[A block of data]

_ _ _

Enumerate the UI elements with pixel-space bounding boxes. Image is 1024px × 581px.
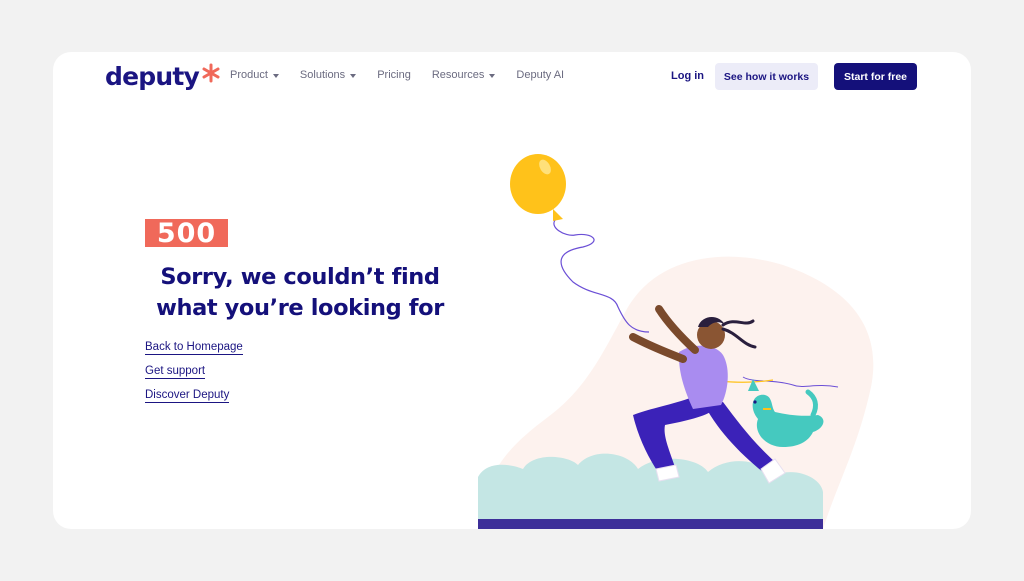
nav-item-label: Solutions xyxy=(299,69,346,81)
caret-down-icon xyxy=(489,74,496,78)
page-card: deputy Product Solutions Pricing Resourc… xyxy=(53,52,971,529)
logo-asterisk-icon xyxy=(202,63,220,82)
logo-wordmark: deputy xyxy=(105,62,200,91)
nav-item-pricing[interactable]: Pricing xyxy=(377,69,411,81)
nav-item-product[interactable]: Product xyxy=(230,69,279,81)
nav-item-label: Deputy AI xyxy=(516,69,565,81)
headline-line-1: Sorry, we couldn’t find xyxy=(160,264,440,290)
back-to-homepage-link[interactable]: Back to Homepage xyxy=(145,341,243,355)
deputy-logo[interactable]: deputy xyxy=(105,62,221,91)
nav-item-solutions[interactable]: Solutions xyxy=(299,69,357,81)
nav-item-label: Product xyxy=(230,69,268,81)
error-headline: Sorry, we couldn’t find what you’re look… xyxy=(145,262,455,324)
start-for-free-button[interactable]: Start for free xyxy=(834,63,917,90)
nav-item-label: Pricing xyxy=(377,69,411,81)
ground xyxy=(478,519,823,529)
caret-down-icon xyxy=(350,74,357,78)
see-how-it-works-button[interactable]: See how it works xyxy=(715,63,818,90)
headline-line-2: what you’re looking for xyxy=(156,295,444,321)
login-link[interactable]: Log in xyxy=(671,70,704,82)
error-code-badge: 500 xyxy=(145,219,228,247)
help-links: Back to Homepage Get support Discover De… xyxy=(145,341,243,413)
nav-item-label: Resources xyxy=(431,69,485,81)
nav-item-resources[interactable]: Resources xyxy=(432,69,496,81)
balloon-icon xyxy=(510,154,566,214)
error-illustration xyxy=(478,154,874,529)
nav-item-deputy-ai[interactable]: Deputy AI xyxy=(516,69,564,81)
main-nav: Product Solutions Pricing Resources Depu… xyxy=(230,69,585,81)
discover-deputy-link[interactable]: Discover Deputy xyxy=(145,389,230,403)
get-support-link[interactable]: Get support xyxy=(145,365,206,379)
caret-down-icon xyxy=(272,74,279,78)
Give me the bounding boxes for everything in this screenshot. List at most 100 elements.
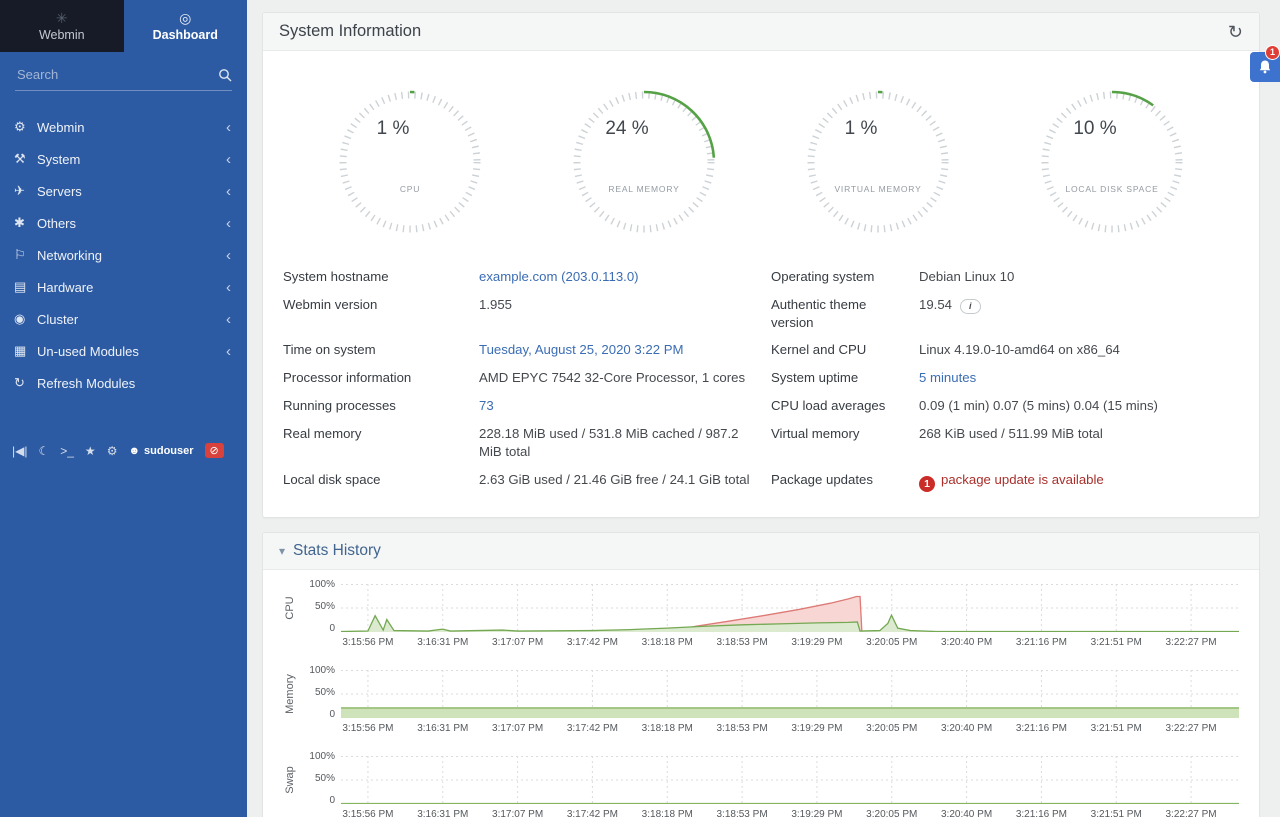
sidebar-item-cluster[interactable]: ◉Cluster‹ xyxy=(0,303,247,335)
logout-icon[interactable]: ⊘ xyxy=(205,443,224,458)
x-tick-label: 3:19:29 PM xyxy=(791,637,842,648)
tab-dashboard[interactable]: ◎ Dashboard xyxy=(124,0,248,52)
gauge-virtual-memory: 1 %VIRTUAL MEMORY xyxy=(793,77,963,247)
sidebar-item-label: Networking xyxy=(37,248,102,263)
notifications-button[interactable]: 1 xyxy=(1250,52,1280,82)
chart-plot xyxy=(341,584,1239,632)
x-tick-label: 3:21:51 PM xyxy=(1091,809,1142,817)
stats-history-title: Stats History xyxy=(293,542,381,560)
x-tick-label: 3:17:07 PM xyxy=(492,723,543,734)
sidebar: ✳ Webmin ◎ Dashboard ⚙Webmin‹ ⚒System ‹ ✈Se… xyxy=(0,0,247,817)
sidebar-item-un-used-modules[interactable]: ▦Un-used Modules‹ xyxy=(0,335,247,367)
gauge-label: CPU xyxy=(325,184,495,194)
info-value: 73 xyxy=(479,392,771,420)
x-tick-label: 3:15:56 PM xyxy=(342,723,393,734)
stats-history-card: ▾ Stats History CPU100%50%03:15:56 PM3:1… xyxy=(262,532,1260,817)
sidebar-tabs: ✳ Webmin ◎ Dashboard xyxy=(0,0,247,52)
info-value: 1package update is available xyxy=(919,466,1239,497)
chart-plot xyxy=(341,756,1239,804)
x-tick-label: 3:17:07 PM xyxy=(492,809,543,817)
refresh-icon[interactable]: ↻ xyxy=(1228,23,1243,41)
sidebar-item-label: Hardware xyxy=(37,280,93,295)
sidebar-item-networking[interactable]: ⚐Networking‹ xyxy=(0,239,247,271)
y-tick-label: 100% xyxy=(309,751,335,762)
sidebar-item-others[interactable]: ✱Others‹ xyxy=(0,207,247,239)
sidebar-item-label: System xyxy=(37,152,80,167)
power-icon: ◉ xyxy=(14,311,37,327)
sidebar-item-hardware[interactable]: ▤Hardware ‹ xyxy=(0,271,247,303)
tab-dashboard-label: Dashboard xyxy=(153,28,218,42)
x-tick-label: 3:21:16 PM xyxy=(1016,637,1067,648)
info-link[interactable]: Tuesday, August 25, 2020 3:22 PM xyxy=(479,342,684,357)
y-tick-label: 0 xyxy=(329,623,335,634)
x-tick-label: 3:18:53 PM xyxy=(717,809,768,817)
sidebar-item-system[interactable]: ⚒System ‹ xyxy=(0,143,247,175)
x-tick-label: 3:18:18 PM xyxy=(642,723,693,734)
y-tick-label: 0 xyxy=(329,795,335,806)
x-tick-label: 3:20:05 PM xyxy=(866,637,917,648)
username: sudouser xyxy=(144,445,194,457)
favorites-icon[interactable]: ★ xyxy=(85,444,96,458)
sidebar-item-label: Others xyxy=(37,216,76,231)
settings-icon[interactable]: ⚙ xyxy=(107,444,118,458)
system-information-card: System Information ↻ 1 %CPU24 %REAL MEMO… xyxy=(262,12,1260,518)
x-tick-label: 3:22:27 PM xyxy=(1165,637,1216,648)
sidebar-item-refresh-modules[interactable]: ↻Refresh Modules xyxy=(0,367,247,399)
info-value: Tuesday, August 25, 2020 3:22 PM xyxy=(479,336,771,364)
webmin-logo-icon: ✳ xyxy=(56,11,68,25)
sidebar-search xyxy=(15,66,232,91)
y-tick-label: 50% xyxy=(315,687,335,698)
info-link[interactable]: 5 minutes xyxy=(919,370,976,385)
collapse-icon[interactable]: ▾ xyxy=(279,544,285,558)
x-tick-label: 3:20:05 PM xyxy=(866,723,917,734)
stats-history-header: ▾ Stats History xyxy=(263,533,1259,570)
terminal-icon[interactable]: >_ xyxy=(60,444,74,458)
info-label: Real memory xyxy=(283,420,479,466)
info-value: 1.955 xyxy=(479,291,771,337)
collapse-sidebar-icon[interactable]: |◀| xyxy=(12,444,27,458)
night-mode-icon[interactable]: ☾ xyxy=(38,444,49,458)
package-update-link[interactable]: package update is available xyxy=(941,472,1104,487)
x-tick-label: 3:17:07 PM xyxy=(492,637,543,648)
info-value: AMD EPYC 7542 32-Core Processor, 1 cores xyxy=(479,364,771,392)
x-tick-label: 3:20:40 PM xyxy=(941,809,992,817)
info-label: System uptime xyxy=(771,364,919,392)
gauge-value: 24 % xyxy=(542,118,712,140)
sidebar-footer: |◀| ☾ >_ ★ ⚙ ☻sudouser ⊘ xyxy=(0,443,247,458)
tab-webmin[interactable]: ✳ Webmin xyxy=(0,0,124,52)
theme-info-button[interactable]: i xyxy=(960,299,981,314)
user-menu[interactable]: ☻sudouser xyxy=(128,445,193,457)
info-value: 0.09 (1 min) 0.07 (5 mins) 0.04 (15 mins… xyxy=(919,392,1239,420)
gauge-value: 10 % xyxy=(1010,118,1180,140)
chart-swap: Swap100%50%03:15:56 PM3:16:31 PM3:17:07 … xyxy=(279,756,1259,817)
sidebar-item-servers[interactable]: ✈Servers‹ xyxy=(0,175,247,207)
info-label: Kernel and CPU xyxy=(771,336,919,364)
chevron-left-icon: ‹ xyxy=(226,120,231,135)
y-tick-label: 0 xyxy=(329,709,335,720)
x-tick-label: 3:16:31 PM xyxy=(417,723,468,734)
wrench-icon: ⚒ xyxy=(14,151,37,167)
chart-memory: Memory100%50%03:15:56 PM3:16:31 PM3:17:0… xyxy=(279,670,1259,737)
info-value: 2.63 GiB used / 21.46 GiB free / 24.1 Gi… xyxy=(479,466,771,497)
x-tick-label: 3:16:31 PM xyxy=(417,637,468,648)
main-content: System Information ↻ 1 %CPU24 %REAL MEMO… xyxy=(247,0,1280,817)
x-tick-label: 3:19:29 PM xyxy=(791,809,842,817)
x-tick-label: 3:21:16 PM xyxy=(1016,723,1067,734)
sidebar-item-webmin[interactable]: ⚙Webmin‹ xyxy=(0,111,247,143)
info-link[interactable]: example.com (203.0.113.0) xyxy=(479,269,639,284)
gauge-local-disk-space: 10 %LOCAL DISK SPACE xyxy=(1027,77,1197,247)
chart-axis-label: Memory xyxy=(284,674,296,714)
search-input[interactable] xyxy=(15,66,218,83)
chevron-left-icon: ‹ xyxy=(226,280,231,295)
x-tick-label: 3:15:56 PM xyxy=(342,809,393,817)
info-label: Processor information xyxy=(283,364,479,392)
chevron-left-icon: ‹ xyxy=(226,152,231,167)
gauge-label: VIRTUAL MEMORY xyxy=(793,184,963,194)
info-value: 5 minutes xyxy=(919,364,1239,392)
disk-icon: ▤ xyxy=(14,279,37,295)
x-tick-label: 3:17:42 PM xyxy=(567,637,618,648)
info-link[interactable]: 73 xyxy=(479,398,494,413)
modules-icon: ▦ xyxy=(14,343,37,359)
y-tick-label: 50% xyxy=(315,601,335,612)
chevron-left-icon: ‹ xyxy=(226,344,231,359)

_ _ _

▶ _What the exercise asks_: Retype the material from its first line through the line containing "Give me the", keeping both ends. Leave the pictures out.

▶ _Response for this exercise_:
Enumerate the UI elements with pixel-space bounding boxes. Image is 1024px × 581px.
nav-item-label: Solutions xyxy=(299,69,346,81)
caret-down-icon xyxy=(489,74,496,78)
page-card: deputy Product Solutions Pricing Resourc… xyxy=(53,52,971,529)
logo-asterisk-icon xyxy=(202,63,220,82)
logo-wordmark: deputy xyxy=(105,62,200,91)
nav-item-pricing[interactable]: Pricing xyxy=(377,69,411,81)
nav-item-product[interactable]: Product xyxy=(230,69,279,81)
nav-item-label: Deputy AI xyxy=(516,69,565,81)
headline-line-1: Sorry, we couldn’t find xyxy=(160,264,440,290)
back-to-homepage-link[interactable]: Back to Homepage xyxy=(145,341,243,355)
deputy-logo[interactable]: deputy xyxy=(105,62,221,91)
nav-item-solutions[interactable]: Solutions xyxy=(299,69,357,81)
nav-item-label: Product xyxy=(230,69,268,81)
error-headline: Sorry, we couldn’t find what you’re look… xyxy=(145,262,455,324)
start-for-free-button[interactable]: Start for free xyxy=(834,63,917,90)
nav-item-label: Pricing xyxy=(377,69,411,81)
ground xyxy=(478,519,823,529)
caret-down-icon xyxy=(350,74,357,78)
see-how-it-works-button[interactable]: See how it works xyxy=(715,63,818,90)
headline-line-2: what you’re looking for xyxy=(156,295,444,321)
login-link[interactable]: Log in xyxy=(671,70,704,82)
error-code-badge: 500 xyxy=(145,219,228,247)
help-links: Back to Homepage Get support Discover De… xyxy=(145,341,243,413)
nav-item-label: Resources xyxy=(431,69,485,81)
nav-item-resources[interactable]: Resources xyxy=(432,69,496,81)
balloon-icon xyxy=(510,154,566,214)
error-illustration xyxy=(478,154,874,529)
nav-item-deputy-ai[interactable]: Deputy AI xyxy=(516,69,564,81)
main-nav: Product Solutions Pricing Resources Depu… xyxy=(230,69,585,81)
discover-deputy-link[interactable]: Discover Deputy xyxy=(145,389,230,403)
get-support-link[interactable]: Get support xyxy=(145,365,206,379)
caret-down-icon xyxy=(272,74,279,78)
Give me the bounding boxes for everything in this screenshot. List at most 100 elements.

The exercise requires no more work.